#### [Prompt]
Show every line where "peut" occurs.

#### [Recorded data]
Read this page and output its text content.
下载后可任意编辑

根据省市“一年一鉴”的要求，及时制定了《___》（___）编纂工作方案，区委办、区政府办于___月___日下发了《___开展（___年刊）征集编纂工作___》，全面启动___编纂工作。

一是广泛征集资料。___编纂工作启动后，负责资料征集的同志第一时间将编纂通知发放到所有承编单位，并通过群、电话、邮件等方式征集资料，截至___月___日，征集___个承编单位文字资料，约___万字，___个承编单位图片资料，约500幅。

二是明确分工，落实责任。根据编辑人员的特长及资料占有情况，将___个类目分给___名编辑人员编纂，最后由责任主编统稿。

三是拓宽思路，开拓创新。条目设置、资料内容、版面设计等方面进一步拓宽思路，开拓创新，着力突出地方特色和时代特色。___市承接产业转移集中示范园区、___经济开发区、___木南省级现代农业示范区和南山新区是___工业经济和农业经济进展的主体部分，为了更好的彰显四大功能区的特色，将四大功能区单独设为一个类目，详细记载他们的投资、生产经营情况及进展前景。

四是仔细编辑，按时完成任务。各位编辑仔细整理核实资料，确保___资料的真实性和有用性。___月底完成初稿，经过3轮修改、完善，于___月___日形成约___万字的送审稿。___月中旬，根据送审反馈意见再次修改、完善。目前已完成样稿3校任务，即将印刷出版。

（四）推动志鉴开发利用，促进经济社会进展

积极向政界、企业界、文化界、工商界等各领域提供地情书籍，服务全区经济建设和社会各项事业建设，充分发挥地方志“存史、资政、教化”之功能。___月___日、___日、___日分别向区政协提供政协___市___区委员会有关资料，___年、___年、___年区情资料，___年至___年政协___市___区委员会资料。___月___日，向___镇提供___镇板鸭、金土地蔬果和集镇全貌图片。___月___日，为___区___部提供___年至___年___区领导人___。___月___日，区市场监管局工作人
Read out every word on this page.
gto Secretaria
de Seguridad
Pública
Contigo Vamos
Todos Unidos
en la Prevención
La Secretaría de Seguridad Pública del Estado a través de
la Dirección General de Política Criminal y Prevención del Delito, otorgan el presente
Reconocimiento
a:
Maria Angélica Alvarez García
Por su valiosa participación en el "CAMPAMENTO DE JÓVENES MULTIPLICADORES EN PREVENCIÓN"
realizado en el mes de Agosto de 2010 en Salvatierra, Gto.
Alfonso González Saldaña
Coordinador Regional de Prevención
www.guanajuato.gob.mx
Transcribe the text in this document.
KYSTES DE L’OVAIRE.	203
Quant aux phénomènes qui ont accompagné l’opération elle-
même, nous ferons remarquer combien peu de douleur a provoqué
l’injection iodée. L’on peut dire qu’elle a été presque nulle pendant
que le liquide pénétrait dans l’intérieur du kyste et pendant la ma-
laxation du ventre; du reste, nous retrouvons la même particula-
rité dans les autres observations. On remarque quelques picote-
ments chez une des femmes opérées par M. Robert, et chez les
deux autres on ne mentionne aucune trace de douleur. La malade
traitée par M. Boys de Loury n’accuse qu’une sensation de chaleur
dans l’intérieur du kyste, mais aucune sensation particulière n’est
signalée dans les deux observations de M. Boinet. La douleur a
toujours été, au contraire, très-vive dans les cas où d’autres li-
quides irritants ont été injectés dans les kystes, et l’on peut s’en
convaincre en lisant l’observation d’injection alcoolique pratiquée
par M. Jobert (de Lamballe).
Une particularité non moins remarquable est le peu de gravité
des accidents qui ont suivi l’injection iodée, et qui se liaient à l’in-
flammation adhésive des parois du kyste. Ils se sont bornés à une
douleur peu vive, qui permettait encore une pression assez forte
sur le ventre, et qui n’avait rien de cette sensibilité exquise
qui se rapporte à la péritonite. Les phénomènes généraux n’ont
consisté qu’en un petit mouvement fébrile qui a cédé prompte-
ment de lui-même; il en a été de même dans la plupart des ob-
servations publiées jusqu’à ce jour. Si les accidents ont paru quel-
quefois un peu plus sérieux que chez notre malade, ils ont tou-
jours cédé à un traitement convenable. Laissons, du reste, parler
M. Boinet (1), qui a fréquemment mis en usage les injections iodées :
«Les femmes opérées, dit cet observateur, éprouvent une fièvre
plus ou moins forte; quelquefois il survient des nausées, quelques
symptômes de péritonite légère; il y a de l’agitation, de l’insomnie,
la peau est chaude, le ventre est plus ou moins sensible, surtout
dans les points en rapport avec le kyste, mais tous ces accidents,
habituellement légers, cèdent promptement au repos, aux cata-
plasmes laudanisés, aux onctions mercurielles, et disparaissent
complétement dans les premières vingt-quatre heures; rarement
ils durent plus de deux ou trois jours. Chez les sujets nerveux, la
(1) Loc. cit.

#### [Expected answer]
l’injection iodée. L’on peut dire qu’elle a été presque nulle pendant
quides irritants ont été injectés dans les kystes, et l’on peut s’en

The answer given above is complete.